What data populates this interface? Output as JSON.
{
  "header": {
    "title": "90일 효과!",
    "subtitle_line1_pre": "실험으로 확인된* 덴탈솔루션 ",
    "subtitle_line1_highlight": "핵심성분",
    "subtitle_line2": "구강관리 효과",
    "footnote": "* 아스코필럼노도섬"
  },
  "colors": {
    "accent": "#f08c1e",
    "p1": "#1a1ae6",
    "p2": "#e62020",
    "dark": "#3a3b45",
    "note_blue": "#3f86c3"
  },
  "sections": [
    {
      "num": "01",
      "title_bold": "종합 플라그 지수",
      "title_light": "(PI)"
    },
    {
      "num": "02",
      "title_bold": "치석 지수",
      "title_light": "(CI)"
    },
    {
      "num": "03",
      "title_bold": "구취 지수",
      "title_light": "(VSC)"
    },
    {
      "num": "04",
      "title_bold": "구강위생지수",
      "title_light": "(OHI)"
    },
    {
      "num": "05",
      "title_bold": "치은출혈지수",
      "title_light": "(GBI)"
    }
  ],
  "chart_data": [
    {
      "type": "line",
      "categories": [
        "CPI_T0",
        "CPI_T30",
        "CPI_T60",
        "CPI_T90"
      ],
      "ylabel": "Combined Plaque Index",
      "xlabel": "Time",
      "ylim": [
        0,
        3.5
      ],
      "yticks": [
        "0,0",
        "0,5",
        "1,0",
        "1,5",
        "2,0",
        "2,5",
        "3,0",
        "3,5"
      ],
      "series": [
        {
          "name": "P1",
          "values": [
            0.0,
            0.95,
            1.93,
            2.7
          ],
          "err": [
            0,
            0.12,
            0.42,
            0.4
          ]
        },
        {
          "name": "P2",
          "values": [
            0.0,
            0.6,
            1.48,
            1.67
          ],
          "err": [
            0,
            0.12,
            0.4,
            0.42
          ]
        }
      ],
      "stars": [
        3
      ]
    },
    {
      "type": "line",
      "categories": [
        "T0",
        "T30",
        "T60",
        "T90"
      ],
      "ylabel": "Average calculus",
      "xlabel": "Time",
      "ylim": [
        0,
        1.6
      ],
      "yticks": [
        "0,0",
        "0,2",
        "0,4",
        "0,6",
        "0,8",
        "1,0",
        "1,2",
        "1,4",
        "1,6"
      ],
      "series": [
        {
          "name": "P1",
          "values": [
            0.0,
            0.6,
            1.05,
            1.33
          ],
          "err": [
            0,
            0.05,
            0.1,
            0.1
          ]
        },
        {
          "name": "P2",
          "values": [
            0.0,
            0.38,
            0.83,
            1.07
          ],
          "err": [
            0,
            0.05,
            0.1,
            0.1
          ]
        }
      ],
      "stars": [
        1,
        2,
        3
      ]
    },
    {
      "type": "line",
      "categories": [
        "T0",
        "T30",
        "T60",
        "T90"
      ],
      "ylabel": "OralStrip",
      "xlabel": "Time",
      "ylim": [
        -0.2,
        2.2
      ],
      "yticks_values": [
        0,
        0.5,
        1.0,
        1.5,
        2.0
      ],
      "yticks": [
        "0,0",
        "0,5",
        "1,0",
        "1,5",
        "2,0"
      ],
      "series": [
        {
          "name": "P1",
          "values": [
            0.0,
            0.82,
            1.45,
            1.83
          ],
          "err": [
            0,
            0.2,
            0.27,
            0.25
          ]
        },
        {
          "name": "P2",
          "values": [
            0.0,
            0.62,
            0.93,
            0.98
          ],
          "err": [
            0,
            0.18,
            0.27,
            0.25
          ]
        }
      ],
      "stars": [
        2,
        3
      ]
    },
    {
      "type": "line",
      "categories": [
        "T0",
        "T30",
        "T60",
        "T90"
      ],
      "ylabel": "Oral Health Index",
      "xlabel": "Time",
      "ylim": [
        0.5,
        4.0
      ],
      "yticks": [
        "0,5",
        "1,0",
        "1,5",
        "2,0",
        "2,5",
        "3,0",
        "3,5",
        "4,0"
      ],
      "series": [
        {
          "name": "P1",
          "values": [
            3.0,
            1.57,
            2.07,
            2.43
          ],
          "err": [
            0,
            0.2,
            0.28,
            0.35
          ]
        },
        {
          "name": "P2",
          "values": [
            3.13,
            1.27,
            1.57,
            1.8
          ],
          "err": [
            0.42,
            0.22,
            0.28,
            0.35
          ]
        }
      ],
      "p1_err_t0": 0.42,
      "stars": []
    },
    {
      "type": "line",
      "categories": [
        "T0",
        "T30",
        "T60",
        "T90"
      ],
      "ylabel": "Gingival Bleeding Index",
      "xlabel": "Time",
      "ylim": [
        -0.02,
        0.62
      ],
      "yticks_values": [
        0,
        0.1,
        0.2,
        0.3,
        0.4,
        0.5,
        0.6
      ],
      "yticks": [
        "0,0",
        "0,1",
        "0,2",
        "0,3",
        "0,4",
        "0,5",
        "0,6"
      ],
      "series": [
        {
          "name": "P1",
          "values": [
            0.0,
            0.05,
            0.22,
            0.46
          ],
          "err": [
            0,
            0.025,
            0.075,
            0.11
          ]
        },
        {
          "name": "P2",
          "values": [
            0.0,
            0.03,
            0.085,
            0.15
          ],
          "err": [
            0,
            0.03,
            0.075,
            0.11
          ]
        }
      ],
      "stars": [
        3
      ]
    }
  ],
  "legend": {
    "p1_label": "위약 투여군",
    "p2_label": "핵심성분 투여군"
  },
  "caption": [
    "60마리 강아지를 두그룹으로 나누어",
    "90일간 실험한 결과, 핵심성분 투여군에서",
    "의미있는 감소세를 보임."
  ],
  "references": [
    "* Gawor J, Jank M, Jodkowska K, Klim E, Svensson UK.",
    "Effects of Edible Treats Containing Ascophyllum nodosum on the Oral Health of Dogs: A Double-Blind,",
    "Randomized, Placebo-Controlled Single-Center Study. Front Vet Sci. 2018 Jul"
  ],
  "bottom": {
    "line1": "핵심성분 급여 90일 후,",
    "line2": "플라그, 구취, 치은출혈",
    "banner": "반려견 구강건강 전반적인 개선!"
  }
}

#####

● **REQUIREMENTS**:
Copy out every line of the data above, exactly as given.

● **SOLUTION**:
What data populates this interface? Output as JSON.
{
  "header": {
    "title": "90일 효과!",
    "subtitle_line1_pre": "실험으로 확인된* 덴탈솔루션 ",
    "subtitle_line1_highlight": "핵심성분",
    "subtitle_line2": "구강관리 효과",
    "footnote": "* 아스코필럼노도섬"
  },
  "colors": {
    "accent": "#f08c1e",
    "p1": "#1a1ae6",
    "p2": "#e62020",
    "dark": "#3a3b45",
    "note_blue": "#3f86c3"
  },
  "sections": [
    {
      "num": "01",
      "title_bold": "종합 플라그 지수",
      "title_light": "(PI)"
    },
    {
      "num": "02",
      "title_bold": "치석 지수",
      "title_light": "(CI)"
    },
    {
      "num": "03",
      "title_bold": "구취 지수",
      "title_light": "(VSC)"
    },
    {
      "num": "04",
      "title_bold": "구강위생지수",
      "title_light": "(OHI)"
    },
    {
      "num": "05",
      "title_bold": "치은출혈지수",
      "title_light": "(GBI)"
    }
  ],
  "chart_data": [
    {
      "type": "line",
      "categories": [
        "CPI_T0",
        "CPI_T30",
        "CPI_T60",
        "CPI_T90"
      ],
      "ylabel": "Combined Plaque Index",
      "xlabel": "Time",
      "ylim": [
        0,
        3.5
      ],
      "yticks": [
        "0,0",
        "0,5",
        "1,0",
        "1,5",
        "2,0",
        "2,5",
        "3,0",
        "3,5"
      ],
      "series": [
        {
          "name": "P1",
          "values": [
            0.0,
            0.95,
            1.93,
            2.7
          ],
          "err": [
            0,
            0.12,
            0.42,
            0.4
          ]
        },
        {
          "name": "P2",
          "values": [
            0.0,
            0.6,
            1.48,
            1.67
          ],
          "err": [
            0,
            0.12,
            0.4,
            0.42
          ]
        }
      ],
      "stars": [
        3
      ]
    },
    {
      "type": "line",
      "categories": [
        "T0",
        "T30",
        "T60",
        "T90"
      ],
      "ylabel": "Average calculus",
      "xlabel": "Time",
      "ylim": [
        0,
        1.6
      ],
      "yticks": [
        "0,0",
        "0,2",
        "0,4",
        "0,6",
        "0,8",
        "1,0",
        "1,2",
        "1,4",
        "1,6"
      ],
      "series": [
        {
          "name": "P1",
          "values": [
            0.0,
            0.6,
            1.05,
            1.33
          ],
          "err": [
            0,
            0.05,
            0.1,
            0.1
          ]
        },
        {
          "name": "P2",
          "values": [
            0.0,
            0.38,
            0.83,
            1.07
          ],
          "err": [
            0,
            0.05,
            0.1,
            0.1
          ]
        }
      ],
      "stars": [
        1,
        2,
        3
      ]
    },
    {
      "type": "line",
      "categories": [
        "T0",
        "T30",
        "T60",
        "T90"
      ],
      "ylabel": "OralStrip",
      "xlabel": "Time",
      "ylim": [
        -0.2,
        2.2
      ],
      "yticks_values": [
        0,
        0.5,
        1.0,
        1.5,
        2.0
      ],
      "yticks": [
        "0,0",
        "0,5",
        "1,0",
        "1,5",
        "2,0"
      ],
      "series": [
        {
          "name": "P1",
          "values": [
            0.0,
            0.82,
            1.45,
            1.83
          ],
          "err": [
            0,
            0.2,
            0.27,
            0.25
          ]
        },
        {
          "name": "P2",
          "values": [
            0.0,
            0.62,
            0.93,
            0.98
          ],
          "err": [
            0,
            0.18,
            0.27,
            0.25
          ]
        }
      ],
      "stars": [
        2,
        3
      ]
    },
    {
      "type": "line",
      "categories": [
        "T0",
        "T30",
        "T60",
        "T90"
      ],
      "ylabel": "Oral Health Index",
      "xlabel": "Time",
      "ylim": [
        0.5,
        4.0
      ],
      "yticks": [
        "0,5",
        "1,0",
        "1,5",
        "2,0",
        "2,5",
        "3,0",
        "3,5",
        "4,0"
      ],
      "series": [
        {
          "name": "P1",
          "values": [
            3.0,
            1.57,
            2.07,
            2.43
          ],
          "err": [
            0,
            0.2,
            0.28,
            0.35
          ]
        },
        {
          "name": "P2",
          "values": [
            3.13,
            1.27,
            1.57,
            1.8
          ],
          "err": [
            0.42,
            0.22,
            0.28,
            0.35
          ]
        }
      ],
      "p1_err_t0": 0.42,
      "stars": []
    },
    {
      "type": "line",
      "categories": [
        "T0",
        "T30",
        "T60",
        "T90"
      ],
      "ylabel": "Gingival Bleeding Index",
      "xlabel": "Time",
      "ylim": [
        -0.02,
        0.62
      ],
      "yticks_values": [
        0,
        0.1,
        0.2,
        0.3,
        0.4,
        0.5,
        0.6
      ],
      "yticks": [
        "0,0",
        "0,1",
        "0,2",
        "0,3",
        "0,4",
        "0,5",
        "0,6"
      ],
      "series": [
        {
          "name": "P1",
          "values": [
            0.0,
            0.05,
            0.22,
            0.46
          ],
          "err": [
            0,
            0.025,
            0.075,
            0.11
          ]
        },
        {
          "name": "P2",
          "values": [
            0.0,
            0.03,
            0.085,
            0.15
          ],
          "err": [
            0,
            0.03,
            0.075,
            0.11
          ]
        }
      ],
      "stars": [
        3
      ]
    }
  ],
  "legend": {
    "p1_label": "위약 투여군",
    "p2_label": "핵심성분 투여군"
  },
  "caption": [
    "60마리 강아지를 두그룹으로 나누어",
    "90일간 실험한 결과, 핵심성분 투여군에서",
    "의미있는 감소세를 보임."
  ],
  "references": [
    "* Gawor J, Jank M, Jodkowska K, Klim E, Svensson UK.",
    "Effects of Edible Treats Containing Ascophyllum nodosum on the Oral Health of Dogs: A Double-Blind,",
    "Randomized, Placebo-Controlled Single-Center Study. Front Vet Sci. 2018 Jul"
  ],
  "bottom": {
    "line1": "핵심성분 급여 90일 후,",
    "line2": "플라그, 구취, 치은출혈",
    "banner": "반려견 구강건강 전반적인 개선!"
  }
}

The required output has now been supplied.